> **EXERCISE DETAILS**: Set down the full listing exactly as given. Any pictures are to be left out.

> **RECORDS**:
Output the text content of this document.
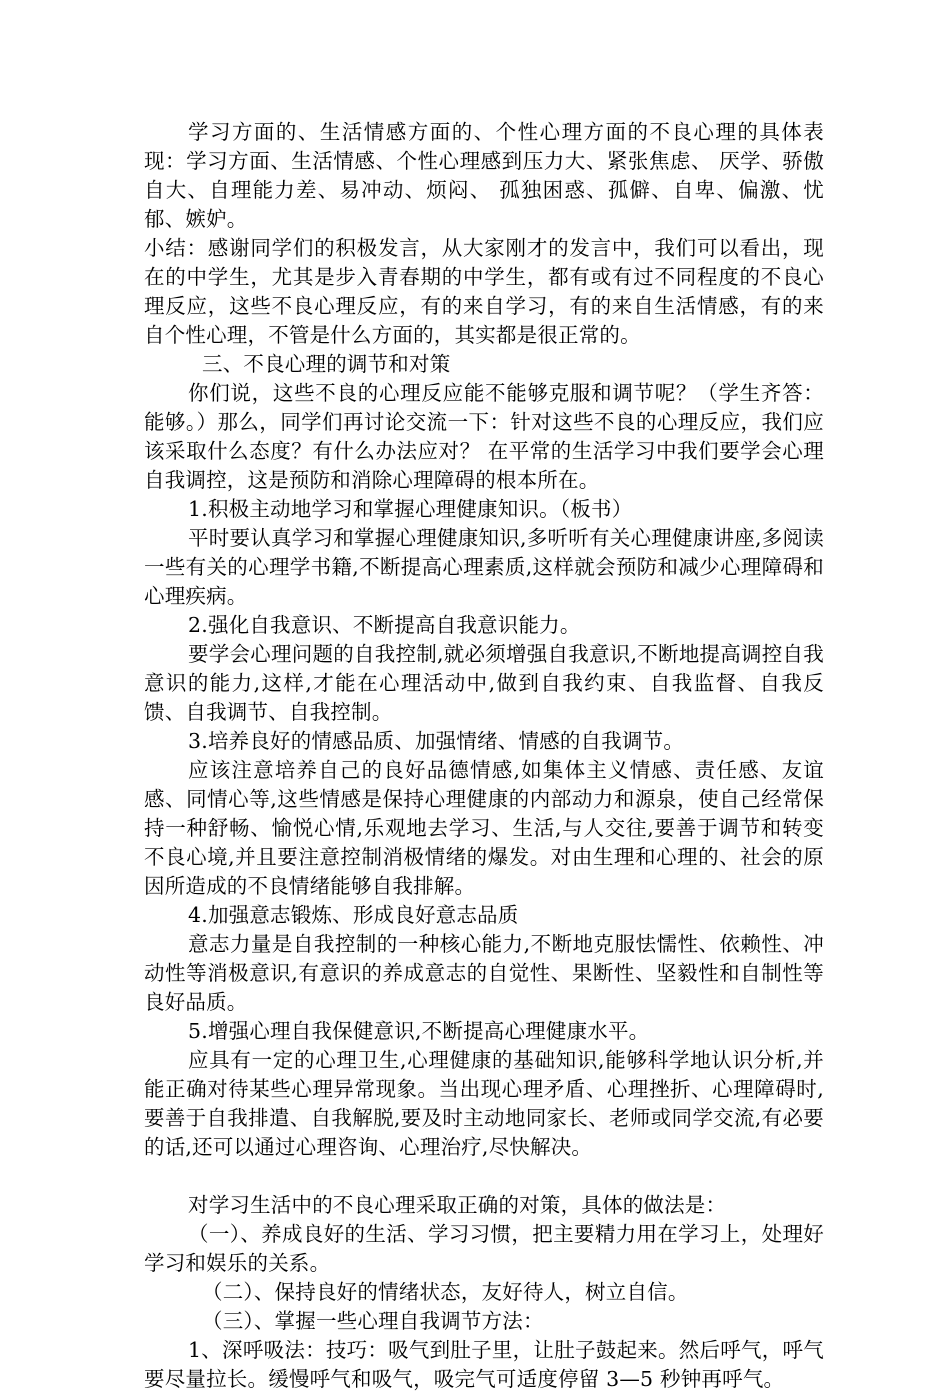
学习方面的、生活情感方面的、个性心理方面的不良心理的具体表现：学习方面、生活情感、个性心理感到压力大、紧张焦虑、 厌学、骄傲自大、自理能力差、易冲动、烦闷、 孤独困惑、孤僻、自卑、偏激、忧郁、嫉妒。

小结：感谢同学们的积极发言，从大家刚才的发言中，我们可以看出，现在的中学生，尤其是步入青春期的中学生，都有或有过不同程度的不良心理反应，这些不良心理反应，有的来自学习，有的来自生活情感，有的来自个性心理，不管是什么方面的，其实都是很正常的。

三、不良心理的调节和对策

你们说，这些不良的心理反应能不能够克服和调节呢？（学生齐答：能够。）那么，同学们再讨论交流一下：针对这些不良的心理反应，我们应该采取什么态度？有什么办法应对？ 在平常的生活学习中我们要学会心理自我调控，这是预防和消除心理障碍的根本所在。

1.积极主动地学习和掌握心理健康知识。（板书）

平时要认真学习和掌握心理健康知识,多听听有关心理健康讲座,多阅读一些有关的心理学书籍,不断提高心理素质,这样就会预防和减少心理障碍和心理疾病。

2.强化自我意识、不断提高自我意识能力。

要学会心理问题的自我控制,就必须增强自我意识,不断地提高调控自我意识的能力,这样,才能在心理活动中,做到自我约束、自我监督、自我反馈、自我调节、自我控制。

3.培养良好的情感品质、加强情绪、情感的自我调节。

应该注意培养自己的良好品德情感,如集体主义情感、责任感、友谊感、同情心等,这些情感是保持心理健康的内部动力和源泉，使自己经常保持一种舒畅、愉悦心情,乐观地去学习、生活,与人交往,要善于调节和转变不良心境,并且要注意控制消极情绪的爆发。对由生理和心理的、社会的原因所造成的不良情绪能够自我排解。

4.加强意志锻炼、形成良好意志品质

意志力量是自我控制的一种核心能力,不断地克服怯懦性、依赖性、冲动性等消极意识,有意识的养成意志的自觉性、果断性、坚毅性和自制性等良好品质。

5.增强心理自我保健意识,不断提高心理健康水平。

应具有一定的心理卫生,心理健康的基础知识,能够科学地认识分析,并能正确对待某些心理异常现象。当出现心理矛盾、心理挫折、心理障碍时,要善于自我排遣、自我解脱,要及时主动地同家长、老师或同学交流,有必要的话,还可以通过心理咨询、心理治疗,尽快解决。

对学习生活中的不良心理采取正确的对策，具体的做法是：

（一）、养成良好的生活、学习习惯，把主要精力用在学习上，处理好学习和娱乐的关系。

（二）、保持良好的情绪状态，友好待人，树立自信。

（三）、掌握一些心理自我调节方法：

1、深呼吸法：技巧：吸气到肚子里，让肚子鼓起来。然后呼气，呼气要尽量拉长。缓慢呼气和吸气，吸完气可适度停留 3—5 秒钟再呼气。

> **TASK RESULT**:
Output the text content of this document.
学习方面的、生活情感方面的、个性心理方面的不良心理的具体表现：学习方面、生活情感、个性心理感到压力大、紧张焦虑、 厌学、骄傲自大、自理能力差、易冲动、烦闷、 孤独困惑、孤僻、自卑、偏激、忧郁、嫉妒。

小结：感谢同学们的积极发言，从大家刚才的发言中，我们可以看出，现在的中学生，尤其是步入青春期的中学生，都有或有过不同程度的不良心理反应，这些不良心理反应，有的来自学习，有的来自生活情感，有的来自个性心理，不管是什么方面的，其实都是很正常的。

三、不良心理的调节和对策

你们说，这些不良的心理反应能不能够克服和调节呢？（学生齐答：能够。）那么，同学们再讨论交流一下：针对这些不良的心理反应，我们应该采取什么态度？有什么办法应对？ 在平常的生活学习中我们要学会心理自我调控，这是预防和消除心理障碍的根本所在。

1.积极主动地学习和掌握心理健康知识。（板书）

平时要认真学习和掌握心理健康知识,多听听有关心理健康讲座,多阅读一些有关的心理学书籍,不断提高心理素质,这样就会预防和减少心理障碍和心理疾病。

2.强化自我意识、不断提高自我意识能力。

要学会心理问题的自我控制,就必须增强自我意识,不断地提高调控自我意识的能力,这样,才能在心理活动中,做到自我约束、自我监督、自我反馈、自我调节、自我控制。

3.培养良好的情感品质、加强情绪、情感的自我调节。

应该注意培养自己的良好品德情感,如集体主义情感、责任感、友谊感、同情心等,这些情感是保持心理健康的内部动力和源泉，使自己经常保持一种舒畅、愉悦心情,乐观地去学习、生活,与人交往,要善于调节和转变不良心境,并且要注意控制消极情绪的爆发。对由生理和心理的、社会的原因所造成的不良情绪能够自我排解。

4.加强意志锻炼、形成良好意志品质

意志力量是自我控制的一种核心能力,不断地克服怯懦性、依赖性、冲动性等消极意识,有意识的养成意志的自觉性、果断性、坚毅性和自制性等良好品质。

5.增强心理自我保健意识,不断提高心理健康水平。

应具有一定的心理卫生,心理健康的基础知识,能够科学地认识分析,并能正确对待某些心理异常现象。当出现心理矛盾、心理挫折、心理障碍时,要善于自我排遣、自我解脱,要及时主动地同家长、老师或同学交流,有必要的话,还可以通过心理咨询、心理治疗,尽快解决。

对学习生活中的不良心理采取正确的对策，具体的做法是：

（一）、养成良好的生活、学习习惯，把主要精力用在学习上，处理好学习和娱乐的关系。

（二）、保持良好的情绪状态，友好待人，树立自信。

（三）、掌握一些心理自我调节方法：

1、深呼吸法：技巧：吸气到肚子里，让肚子鼓起来。然后呼气，呼气要尽量拉长。缓慢呼气和吸气，吸完气可适度停留 3—5 秒钟再呼气。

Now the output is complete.